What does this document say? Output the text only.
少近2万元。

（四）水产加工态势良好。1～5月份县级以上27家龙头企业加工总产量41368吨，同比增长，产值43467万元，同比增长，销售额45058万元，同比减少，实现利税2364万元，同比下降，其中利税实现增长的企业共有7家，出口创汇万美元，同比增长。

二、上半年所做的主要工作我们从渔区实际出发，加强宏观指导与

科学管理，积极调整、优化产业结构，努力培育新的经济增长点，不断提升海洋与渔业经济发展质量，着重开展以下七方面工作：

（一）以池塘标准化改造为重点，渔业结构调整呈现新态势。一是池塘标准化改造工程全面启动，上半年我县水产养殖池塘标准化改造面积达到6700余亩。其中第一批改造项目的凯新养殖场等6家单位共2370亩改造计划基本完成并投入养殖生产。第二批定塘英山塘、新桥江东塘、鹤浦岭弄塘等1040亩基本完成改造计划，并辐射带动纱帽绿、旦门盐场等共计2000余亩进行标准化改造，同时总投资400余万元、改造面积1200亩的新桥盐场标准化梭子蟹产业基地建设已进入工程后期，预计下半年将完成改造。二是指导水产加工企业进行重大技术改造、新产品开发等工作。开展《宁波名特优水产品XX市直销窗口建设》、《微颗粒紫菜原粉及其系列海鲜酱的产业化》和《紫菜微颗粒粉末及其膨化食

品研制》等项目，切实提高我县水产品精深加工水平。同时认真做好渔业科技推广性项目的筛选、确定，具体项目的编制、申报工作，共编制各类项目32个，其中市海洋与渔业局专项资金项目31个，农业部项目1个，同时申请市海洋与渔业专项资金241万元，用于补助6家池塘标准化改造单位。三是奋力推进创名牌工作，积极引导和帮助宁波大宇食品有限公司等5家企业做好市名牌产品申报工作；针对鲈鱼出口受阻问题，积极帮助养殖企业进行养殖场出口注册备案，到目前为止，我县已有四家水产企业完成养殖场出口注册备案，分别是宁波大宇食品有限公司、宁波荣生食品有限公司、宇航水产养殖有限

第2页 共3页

* PROBLEM TO SOLVE
Type out the whole listing above again, exactly as it stands.

* EXERCISE ANSWER
What does this document say? Output the text only.
少近2万元。

（四）水产加工态势良好。1～5月份县级以上27家龙头企业加工总产量41368吨，同比增长，产值43467万元，同比增长，销售额45058万元，同比减少，实现利税2364万元，同比下降，其中利税实现增长的企业共有7家，出口创汇万美元，同比增长。

二、上半年所做的主要工作我们从渔区实际出发，加强宏观指导与

科学管理，积极调整、优化产业结构，努力培育新的经济增长点，不断提升海洋与渔业经济发展质量，着重开展以下七方面工作：

（一）以池塘标准化改造为重点，渔业结构调整呈现新态势。一是池塘标准化改造工程全面启动，上半年我县水产养殖池塘标准化改造面积达到6700余亩。其中第一批改造项目的凯新养殖场等6家单位共2370亩改造计划基本完成并投入养殖生产。第二批定塘英山塘、新桥江东塘、鹤浦岭弄塘等1040亩基本完成改造计划，并辐射带动纱帽绿、旦门盐场等共计2000余亩进行标准化改造，同时总投资400余万元、改造面积1200亩的新桥盐场标准化梭子蟹产业基地建设已进入工程后期，预计下半年将完成改造。二是指导水产加工企业进行重大技术改造、新产品开发等工作。开展《宁波名特优水产品XX市直销窗口建设》、《微颗粒紫菜原粉及其系列海鲜酱的产业化》和《紫菜微颗粒粉末及其膨化食

品研制》等项目，切实提高我县水产品精深加工水平。同时认真做好渔业科技推广性项目的筛选、确定，具体项目的编制、申报工作，共编制各类项目32个，其中市海洋与渔业局专项资金项目31个，农业部项目1个，同时申请市海洋与渔业专项资金241万元，用于补助6家池塘标准化改造单位。三是奋力推进创名牌工作，积极引导和帮助宁波大宇食品有限公司等5家企业做好市名牌产品申报工作；针对鲈鱼出口受阻问题，积极帮助养殖企业进行养殖场出口注册备案，到目前为止，我县已有四家水产企业完成养殖场出口注册备案，分别是宁波大宇食品有限公司、宁波荣生食品有限公司、宇航水产养殖有限

第2页 共3页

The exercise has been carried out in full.